┌──
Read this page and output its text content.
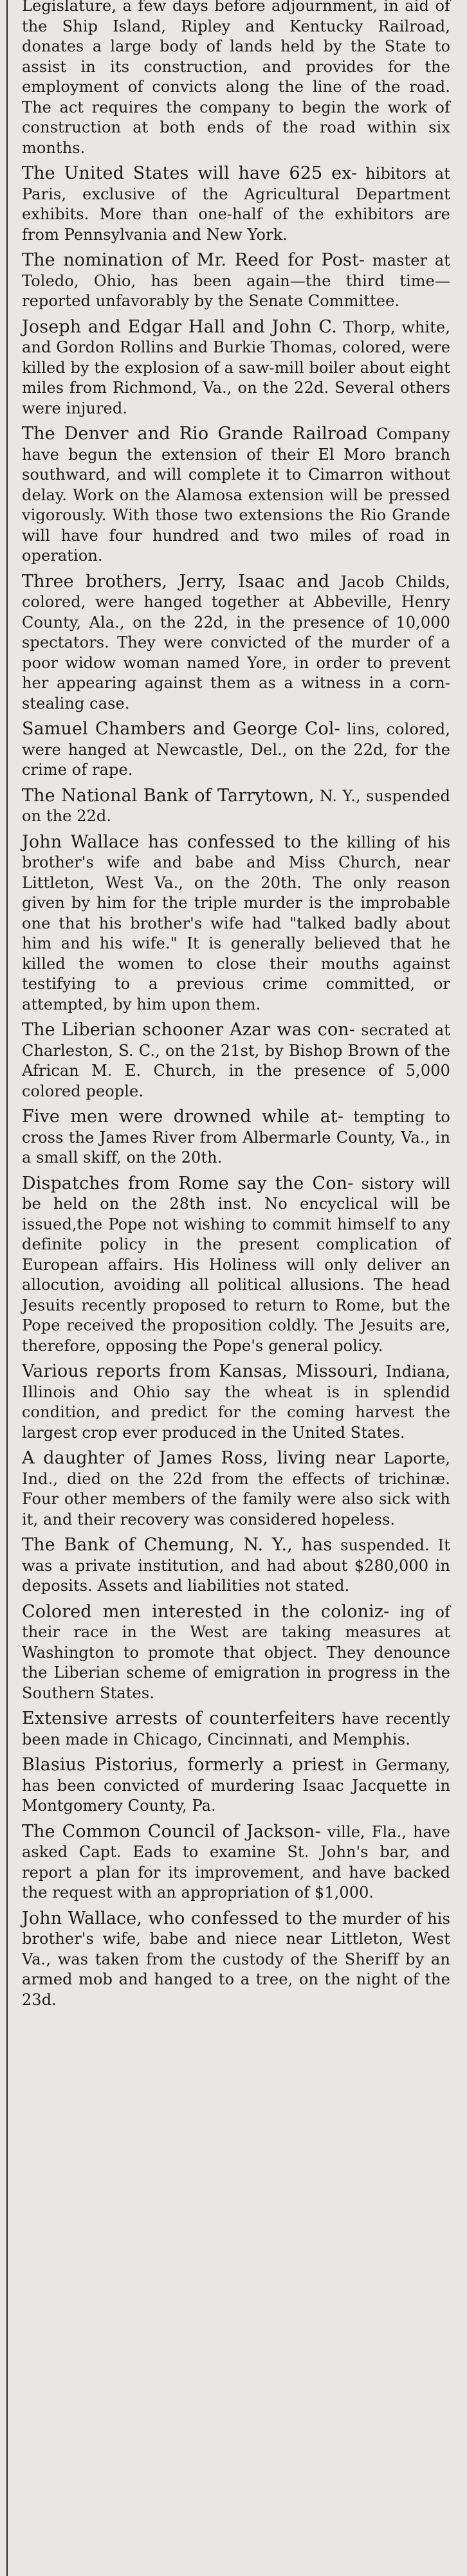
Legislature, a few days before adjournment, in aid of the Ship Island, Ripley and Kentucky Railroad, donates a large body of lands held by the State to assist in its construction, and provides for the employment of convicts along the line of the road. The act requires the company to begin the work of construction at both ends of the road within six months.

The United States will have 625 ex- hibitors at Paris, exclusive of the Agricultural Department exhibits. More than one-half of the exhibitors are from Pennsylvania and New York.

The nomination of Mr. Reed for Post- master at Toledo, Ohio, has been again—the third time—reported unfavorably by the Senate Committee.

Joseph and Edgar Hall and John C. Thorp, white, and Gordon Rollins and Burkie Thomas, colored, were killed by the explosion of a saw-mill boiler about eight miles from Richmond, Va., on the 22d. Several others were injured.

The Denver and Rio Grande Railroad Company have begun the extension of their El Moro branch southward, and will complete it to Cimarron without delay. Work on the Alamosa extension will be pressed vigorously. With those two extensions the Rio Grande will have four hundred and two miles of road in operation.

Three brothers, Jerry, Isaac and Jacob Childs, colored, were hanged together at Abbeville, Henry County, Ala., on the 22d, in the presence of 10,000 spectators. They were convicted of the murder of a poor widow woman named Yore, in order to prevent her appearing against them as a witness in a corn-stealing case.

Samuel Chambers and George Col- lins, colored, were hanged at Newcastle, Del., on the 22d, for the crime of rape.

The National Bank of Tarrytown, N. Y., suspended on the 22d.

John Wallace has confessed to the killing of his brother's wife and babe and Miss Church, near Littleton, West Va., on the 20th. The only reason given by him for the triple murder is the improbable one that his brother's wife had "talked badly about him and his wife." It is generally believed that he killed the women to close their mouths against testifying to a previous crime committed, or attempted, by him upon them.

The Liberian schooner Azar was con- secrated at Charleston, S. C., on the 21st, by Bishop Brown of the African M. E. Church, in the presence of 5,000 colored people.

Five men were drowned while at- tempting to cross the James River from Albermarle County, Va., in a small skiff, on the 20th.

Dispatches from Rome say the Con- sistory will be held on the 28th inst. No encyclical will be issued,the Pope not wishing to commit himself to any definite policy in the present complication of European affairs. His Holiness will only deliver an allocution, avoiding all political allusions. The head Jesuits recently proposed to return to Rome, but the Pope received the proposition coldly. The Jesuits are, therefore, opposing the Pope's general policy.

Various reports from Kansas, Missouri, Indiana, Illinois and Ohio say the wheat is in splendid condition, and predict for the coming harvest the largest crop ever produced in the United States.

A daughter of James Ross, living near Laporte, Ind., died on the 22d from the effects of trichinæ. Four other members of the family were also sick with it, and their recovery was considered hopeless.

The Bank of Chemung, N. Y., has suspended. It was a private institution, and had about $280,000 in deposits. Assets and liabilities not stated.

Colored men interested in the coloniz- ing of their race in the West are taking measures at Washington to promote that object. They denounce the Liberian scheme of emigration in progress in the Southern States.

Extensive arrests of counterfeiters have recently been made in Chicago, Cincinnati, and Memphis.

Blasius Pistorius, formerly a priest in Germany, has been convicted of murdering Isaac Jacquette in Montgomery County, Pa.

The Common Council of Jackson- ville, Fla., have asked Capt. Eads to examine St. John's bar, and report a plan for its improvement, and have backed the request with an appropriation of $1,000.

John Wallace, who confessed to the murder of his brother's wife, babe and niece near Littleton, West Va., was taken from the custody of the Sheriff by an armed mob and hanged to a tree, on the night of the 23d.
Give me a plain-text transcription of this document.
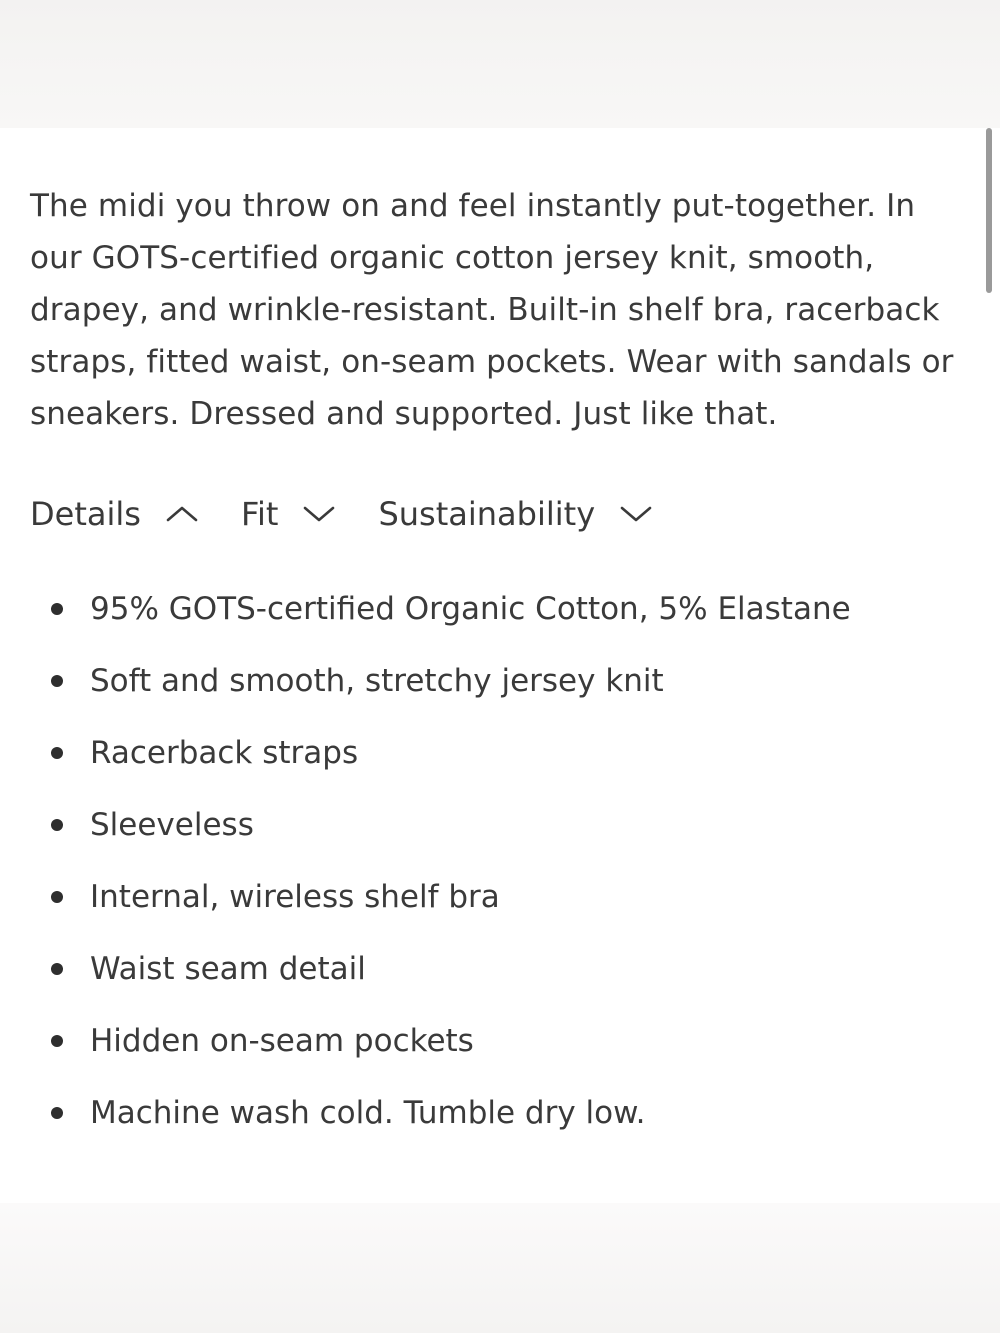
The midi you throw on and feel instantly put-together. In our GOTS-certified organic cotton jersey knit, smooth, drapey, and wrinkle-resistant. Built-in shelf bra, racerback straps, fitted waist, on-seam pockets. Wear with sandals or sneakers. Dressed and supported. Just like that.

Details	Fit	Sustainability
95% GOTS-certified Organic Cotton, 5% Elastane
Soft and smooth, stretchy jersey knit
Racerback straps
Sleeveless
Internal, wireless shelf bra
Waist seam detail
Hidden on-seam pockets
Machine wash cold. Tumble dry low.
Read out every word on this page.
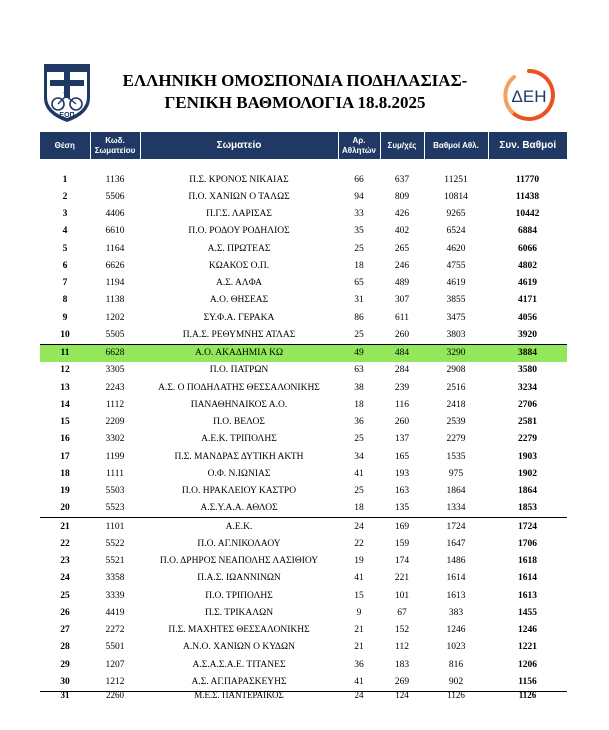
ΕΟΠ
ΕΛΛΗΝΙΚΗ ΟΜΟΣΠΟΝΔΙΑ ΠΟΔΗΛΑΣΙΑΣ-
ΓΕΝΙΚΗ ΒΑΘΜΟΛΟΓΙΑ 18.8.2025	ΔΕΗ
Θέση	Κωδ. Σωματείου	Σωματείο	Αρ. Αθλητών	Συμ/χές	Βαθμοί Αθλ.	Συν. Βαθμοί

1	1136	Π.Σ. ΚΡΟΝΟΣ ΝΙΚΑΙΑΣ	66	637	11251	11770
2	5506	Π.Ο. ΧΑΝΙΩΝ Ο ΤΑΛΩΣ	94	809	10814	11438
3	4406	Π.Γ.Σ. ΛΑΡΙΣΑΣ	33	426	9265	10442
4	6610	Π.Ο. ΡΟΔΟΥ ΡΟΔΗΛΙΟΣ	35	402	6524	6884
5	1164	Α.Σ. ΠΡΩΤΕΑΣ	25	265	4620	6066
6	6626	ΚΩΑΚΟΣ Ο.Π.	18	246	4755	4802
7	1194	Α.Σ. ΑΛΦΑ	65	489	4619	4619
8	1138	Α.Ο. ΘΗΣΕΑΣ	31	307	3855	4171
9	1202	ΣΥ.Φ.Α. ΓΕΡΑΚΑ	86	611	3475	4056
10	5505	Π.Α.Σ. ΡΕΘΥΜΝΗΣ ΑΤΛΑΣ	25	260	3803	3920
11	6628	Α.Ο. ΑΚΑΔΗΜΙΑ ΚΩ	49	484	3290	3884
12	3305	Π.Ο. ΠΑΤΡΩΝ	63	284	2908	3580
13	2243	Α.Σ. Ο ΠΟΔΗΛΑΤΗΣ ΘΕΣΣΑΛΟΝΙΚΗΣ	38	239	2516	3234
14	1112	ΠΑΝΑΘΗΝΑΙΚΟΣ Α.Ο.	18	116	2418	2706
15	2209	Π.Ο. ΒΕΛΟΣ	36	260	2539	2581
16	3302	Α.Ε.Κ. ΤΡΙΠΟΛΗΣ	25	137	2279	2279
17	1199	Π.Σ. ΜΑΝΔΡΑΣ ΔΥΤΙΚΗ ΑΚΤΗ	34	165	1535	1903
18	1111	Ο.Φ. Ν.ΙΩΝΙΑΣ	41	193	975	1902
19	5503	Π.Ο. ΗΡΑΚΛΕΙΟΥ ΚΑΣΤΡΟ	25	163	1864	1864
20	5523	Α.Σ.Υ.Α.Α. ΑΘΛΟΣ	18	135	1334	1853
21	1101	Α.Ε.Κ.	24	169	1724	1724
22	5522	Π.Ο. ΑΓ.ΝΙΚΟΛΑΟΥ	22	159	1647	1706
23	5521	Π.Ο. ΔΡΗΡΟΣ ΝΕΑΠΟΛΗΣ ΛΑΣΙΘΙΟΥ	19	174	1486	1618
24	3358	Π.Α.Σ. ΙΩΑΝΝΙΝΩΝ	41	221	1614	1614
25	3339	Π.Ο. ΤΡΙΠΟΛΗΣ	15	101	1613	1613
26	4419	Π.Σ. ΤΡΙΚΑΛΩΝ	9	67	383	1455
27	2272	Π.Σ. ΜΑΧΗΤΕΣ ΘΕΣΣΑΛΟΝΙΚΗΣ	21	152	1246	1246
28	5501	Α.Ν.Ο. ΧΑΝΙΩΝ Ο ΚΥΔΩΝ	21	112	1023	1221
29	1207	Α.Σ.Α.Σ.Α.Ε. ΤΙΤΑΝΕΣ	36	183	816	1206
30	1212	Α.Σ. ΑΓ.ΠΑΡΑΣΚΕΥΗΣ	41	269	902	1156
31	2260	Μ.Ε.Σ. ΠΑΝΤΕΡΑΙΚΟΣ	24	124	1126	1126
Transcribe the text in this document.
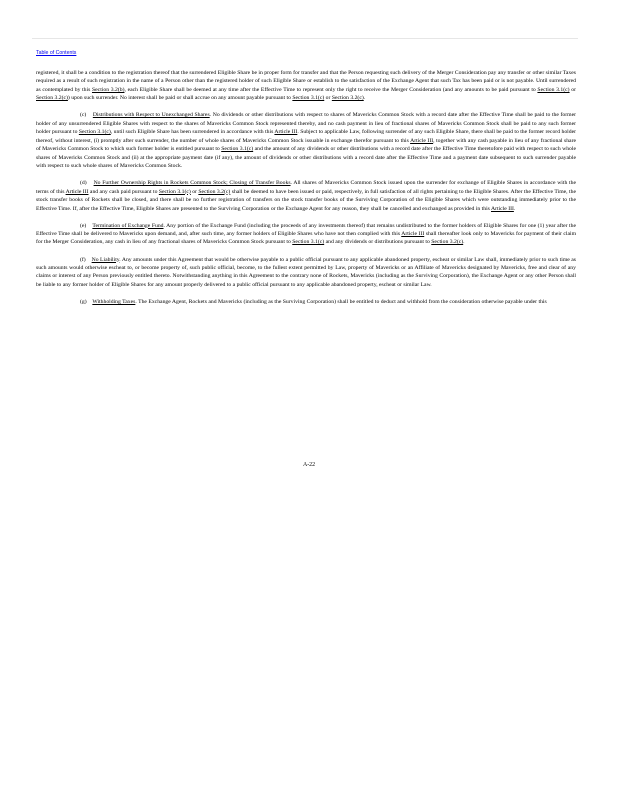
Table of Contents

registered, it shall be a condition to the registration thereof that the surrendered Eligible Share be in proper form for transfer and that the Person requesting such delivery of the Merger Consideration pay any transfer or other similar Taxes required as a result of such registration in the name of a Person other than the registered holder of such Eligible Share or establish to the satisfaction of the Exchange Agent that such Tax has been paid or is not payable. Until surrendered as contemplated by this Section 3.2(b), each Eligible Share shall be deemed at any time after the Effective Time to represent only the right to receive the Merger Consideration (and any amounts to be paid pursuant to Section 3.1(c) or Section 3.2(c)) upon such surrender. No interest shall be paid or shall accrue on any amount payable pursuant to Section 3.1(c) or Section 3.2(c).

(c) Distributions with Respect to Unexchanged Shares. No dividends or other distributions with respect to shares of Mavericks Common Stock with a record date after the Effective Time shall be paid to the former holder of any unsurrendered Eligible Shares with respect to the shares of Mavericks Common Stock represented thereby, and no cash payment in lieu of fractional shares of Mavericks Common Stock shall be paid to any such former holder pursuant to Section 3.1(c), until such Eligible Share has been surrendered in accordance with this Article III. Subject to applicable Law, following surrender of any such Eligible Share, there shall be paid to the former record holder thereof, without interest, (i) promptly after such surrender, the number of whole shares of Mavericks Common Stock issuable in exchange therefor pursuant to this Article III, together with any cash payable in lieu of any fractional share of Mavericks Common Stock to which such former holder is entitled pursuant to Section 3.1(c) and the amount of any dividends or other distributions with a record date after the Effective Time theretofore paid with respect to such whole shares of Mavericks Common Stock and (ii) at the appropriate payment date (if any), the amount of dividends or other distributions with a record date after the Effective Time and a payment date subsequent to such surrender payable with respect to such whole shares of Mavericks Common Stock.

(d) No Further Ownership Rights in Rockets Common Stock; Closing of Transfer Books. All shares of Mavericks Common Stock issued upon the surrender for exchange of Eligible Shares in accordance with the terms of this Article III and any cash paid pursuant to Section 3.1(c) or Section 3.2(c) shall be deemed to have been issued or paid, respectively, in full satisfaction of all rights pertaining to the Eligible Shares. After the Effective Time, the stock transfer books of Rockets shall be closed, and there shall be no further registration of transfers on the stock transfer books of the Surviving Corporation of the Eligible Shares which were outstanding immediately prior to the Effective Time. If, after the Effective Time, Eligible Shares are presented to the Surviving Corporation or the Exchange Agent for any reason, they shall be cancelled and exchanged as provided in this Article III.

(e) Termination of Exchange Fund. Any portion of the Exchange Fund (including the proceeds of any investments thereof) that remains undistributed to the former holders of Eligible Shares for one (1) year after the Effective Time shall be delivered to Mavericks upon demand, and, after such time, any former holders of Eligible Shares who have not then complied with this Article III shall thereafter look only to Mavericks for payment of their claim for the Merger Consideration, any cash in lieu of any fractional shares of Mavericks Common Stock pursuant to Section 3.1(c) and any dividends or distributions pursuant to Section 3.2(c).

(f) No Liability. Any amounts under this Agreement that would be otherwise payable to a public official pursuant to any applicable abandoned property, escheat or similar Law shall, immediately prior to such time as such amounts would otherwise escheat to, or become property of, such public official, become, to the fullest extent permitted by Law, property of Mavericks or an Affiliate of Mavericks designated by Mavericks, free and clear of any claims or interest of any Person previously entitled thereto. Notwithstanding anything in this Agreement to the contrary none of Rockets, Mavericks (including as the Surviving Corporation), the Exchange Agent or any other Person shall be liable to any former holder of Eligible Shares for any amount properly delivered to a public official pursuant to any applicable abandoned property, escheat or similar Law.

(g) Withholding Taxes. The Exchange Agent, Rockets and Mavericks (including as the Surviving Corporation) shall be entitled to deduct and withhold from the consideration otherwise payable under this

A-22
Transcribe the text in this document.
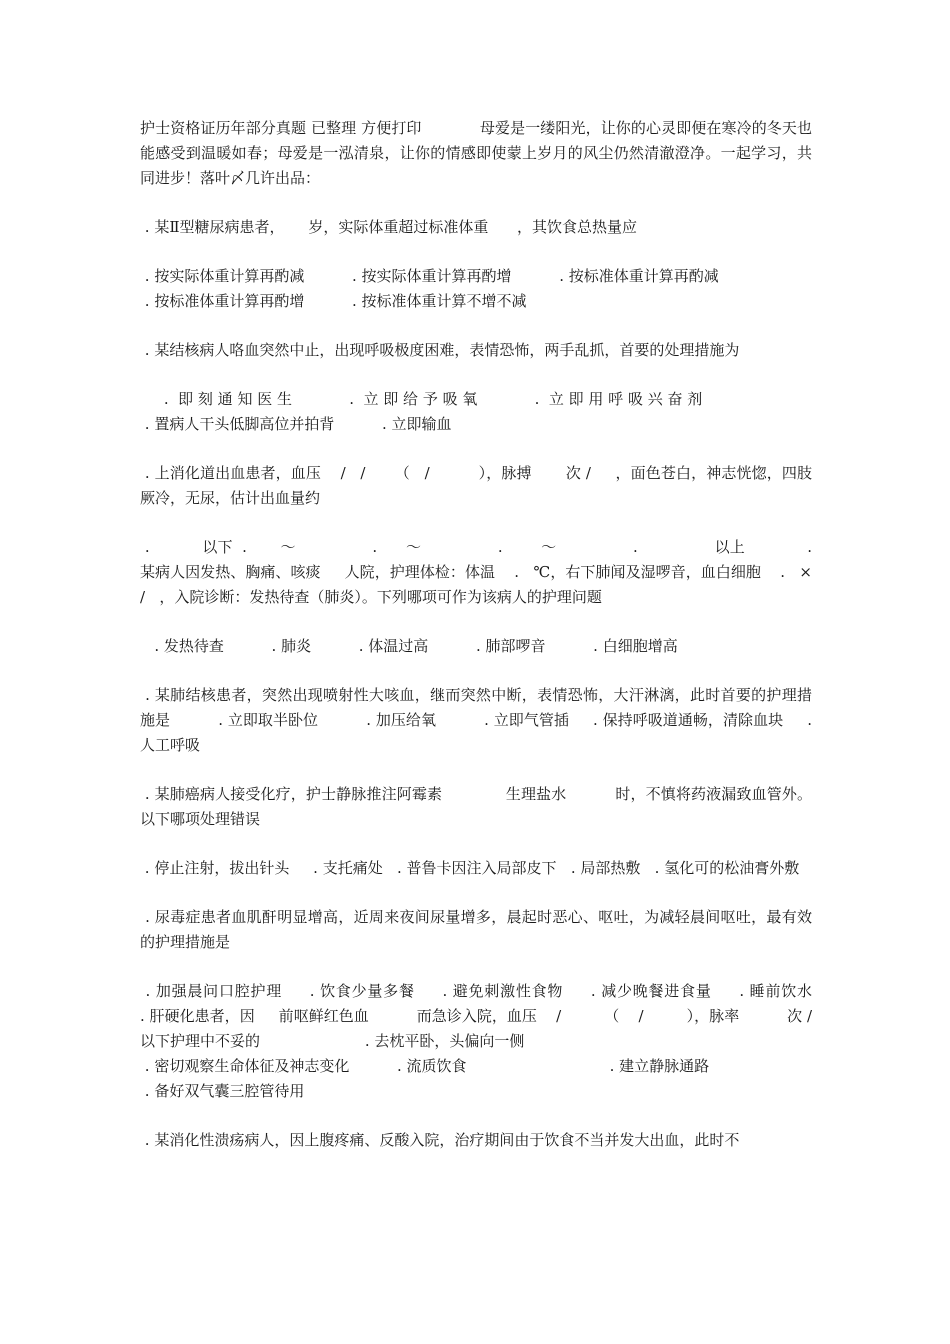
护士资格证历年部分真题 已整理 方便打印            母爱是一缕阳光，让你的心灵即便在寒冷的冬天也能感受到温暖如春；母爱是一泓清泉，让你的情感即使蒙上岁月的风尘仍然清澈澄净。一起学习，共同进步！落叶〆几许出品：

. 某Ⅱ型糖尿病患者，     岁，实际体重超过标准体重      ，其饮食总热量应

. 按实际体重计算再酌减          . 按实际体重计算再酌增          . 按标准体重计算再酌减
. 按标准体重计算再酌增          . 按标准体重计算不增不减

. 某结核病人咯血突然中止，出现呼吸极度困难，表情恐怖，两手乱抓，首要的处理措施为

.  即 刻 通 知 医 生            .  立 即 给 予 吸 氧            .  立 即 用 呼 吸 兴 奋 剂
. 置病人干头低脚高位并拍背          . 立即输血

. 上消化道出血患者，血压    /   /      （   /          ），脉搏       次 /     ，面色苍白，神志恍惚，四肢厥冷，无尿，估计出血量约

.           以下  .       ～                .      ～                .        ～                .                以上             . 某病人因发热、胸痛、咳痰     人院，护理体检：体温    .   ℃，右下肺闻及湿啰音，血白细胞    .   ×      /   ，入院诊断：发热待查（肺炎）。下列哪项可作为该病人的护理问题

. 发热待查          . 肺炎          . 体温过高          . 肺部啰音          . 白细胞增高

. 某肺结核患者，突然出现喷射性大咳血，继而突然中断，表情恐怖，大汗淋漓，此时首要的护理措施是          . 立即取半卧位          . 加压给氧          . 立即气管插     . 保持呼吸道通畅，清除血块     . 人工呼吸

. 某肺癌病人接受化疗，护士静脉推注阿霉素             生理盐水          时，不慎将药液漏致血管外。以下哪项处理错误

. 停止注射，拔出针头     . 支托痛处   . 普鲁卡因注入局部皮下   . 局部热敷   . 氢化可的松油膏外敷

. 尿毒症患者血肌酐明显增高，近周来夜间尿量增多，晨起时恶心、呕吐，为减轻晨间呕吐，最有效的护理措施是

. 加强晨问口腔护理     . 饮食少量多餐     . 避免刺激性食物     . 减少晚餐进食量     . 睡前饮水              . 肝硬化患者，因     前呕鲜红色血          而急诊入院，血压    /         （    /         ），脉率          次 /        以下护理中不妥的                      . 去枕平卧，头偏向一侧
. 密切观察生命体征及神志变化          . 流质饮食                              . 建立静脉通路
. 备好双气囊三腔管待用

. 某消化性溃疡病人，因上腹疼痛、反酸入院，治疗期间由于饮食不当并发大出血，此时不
└──
Extract all lines containing the word "Bank".

The National Bank of Tarrytown, N. Y., suspended on the 22d.
The Bank of Chemung, N. Y., has suspended. It was a private institution, and had about $280,000 in deposits. Assets and liabilities not stated.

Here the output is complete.